▸ **EXERCISE INSTRUCTIONS**
Pull each line containing "Baseline" out of the data and copy it.

***** RECORDS PROVIDED

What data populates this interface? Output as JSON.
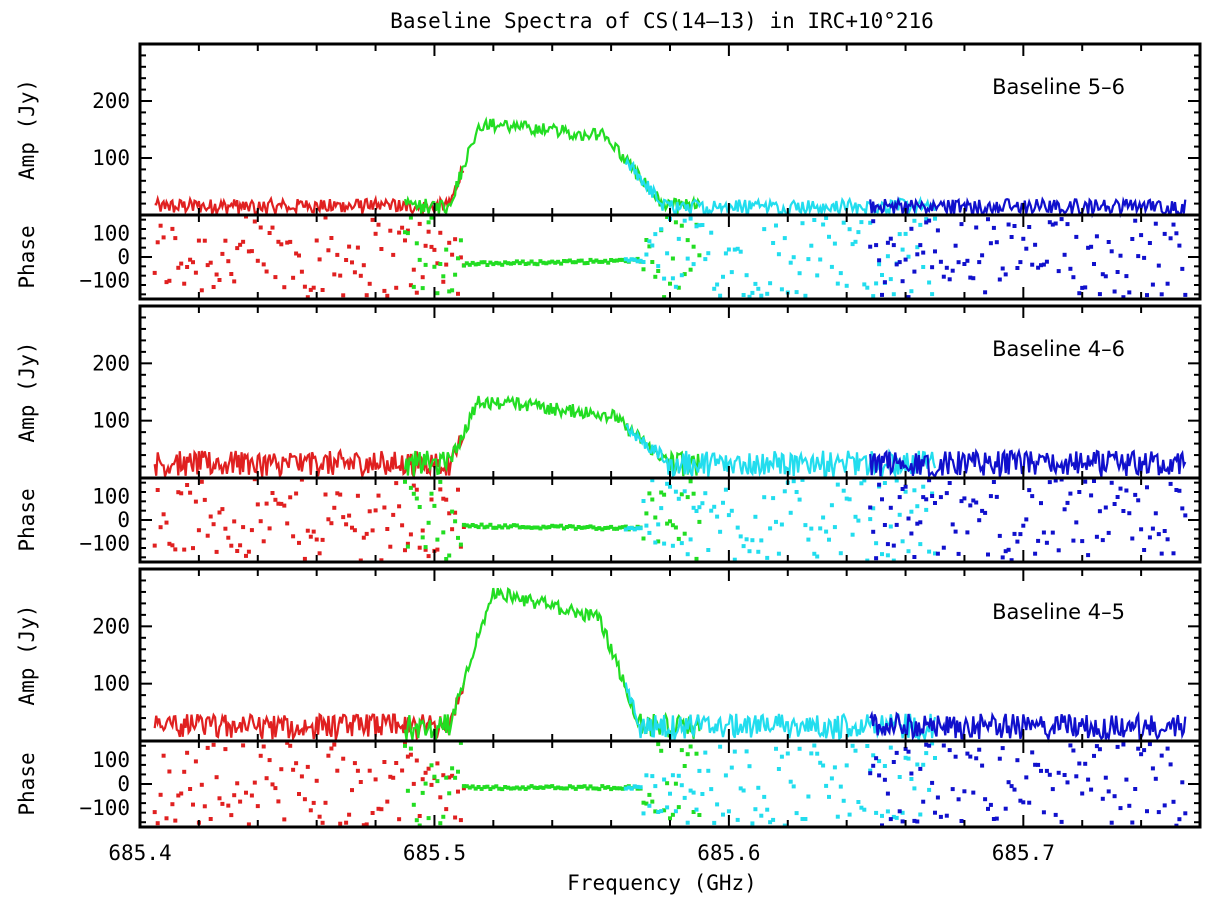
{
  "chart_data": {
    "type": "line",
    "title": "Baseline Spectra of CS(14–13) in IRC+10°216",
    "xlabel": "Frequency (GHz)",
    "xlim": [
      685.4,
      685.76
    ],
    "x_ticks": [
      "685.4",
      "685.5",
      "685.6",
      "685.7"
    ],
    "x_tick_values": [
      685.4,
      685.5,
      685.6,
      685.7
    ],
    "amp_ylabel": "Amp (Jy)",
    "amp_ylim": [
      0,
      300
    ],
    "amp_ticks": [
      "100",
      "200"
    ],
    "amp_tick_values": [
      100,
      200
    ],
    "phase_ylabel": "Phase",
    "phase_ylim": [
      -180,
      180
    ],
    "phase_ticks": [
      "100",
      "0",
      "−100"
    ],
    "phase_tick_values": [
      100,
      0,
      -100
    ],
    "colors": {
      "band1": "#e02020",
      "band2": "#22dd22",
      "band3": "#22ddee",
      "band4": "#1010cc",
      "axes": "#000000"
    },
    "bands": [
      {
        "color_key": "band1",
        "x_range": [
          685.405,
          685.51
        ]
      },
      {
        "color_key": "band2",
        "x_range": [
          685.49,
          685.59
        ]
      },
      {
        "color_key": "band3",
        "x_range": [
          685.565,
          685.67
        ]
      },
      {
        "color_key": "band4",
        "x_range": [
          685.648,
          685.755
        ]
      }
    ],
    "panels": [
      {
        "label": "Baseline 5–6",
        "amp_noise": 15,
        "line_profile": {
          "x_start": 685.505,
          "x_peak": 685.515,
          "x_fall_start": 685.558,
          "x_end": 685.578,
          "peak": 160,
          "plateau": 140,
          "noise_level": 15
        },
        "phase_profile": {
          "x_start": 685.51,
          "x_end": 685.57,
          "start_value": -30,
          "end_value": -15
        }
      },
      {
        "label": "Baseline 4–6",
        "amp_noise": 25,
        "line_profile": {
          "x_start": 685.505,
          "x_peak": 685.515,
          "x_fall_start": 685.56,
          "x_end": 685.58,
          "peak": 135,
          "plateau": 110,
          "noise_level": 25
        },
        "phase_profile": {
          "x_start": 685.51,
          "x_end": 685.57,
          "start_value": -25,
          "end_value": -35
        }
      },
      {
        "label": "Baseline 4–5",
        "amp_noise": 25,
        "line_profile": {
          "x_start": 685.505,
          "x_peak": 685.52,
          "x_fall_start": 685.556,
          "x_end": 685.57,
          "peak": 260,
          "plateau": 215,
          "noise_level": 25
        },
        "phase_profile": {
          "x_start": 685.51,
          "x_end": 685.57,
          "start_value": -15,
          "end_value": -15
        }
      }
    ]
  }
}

**********

▸ **ANSWER TO THE EXERCISE**
    "title": "Baseline Spectra of CS(14–13) in IRC+10°216",
        "label": "Baseline 5–6",
        "label": "Baseline 4–6",
        "label": "Baseline 4–5",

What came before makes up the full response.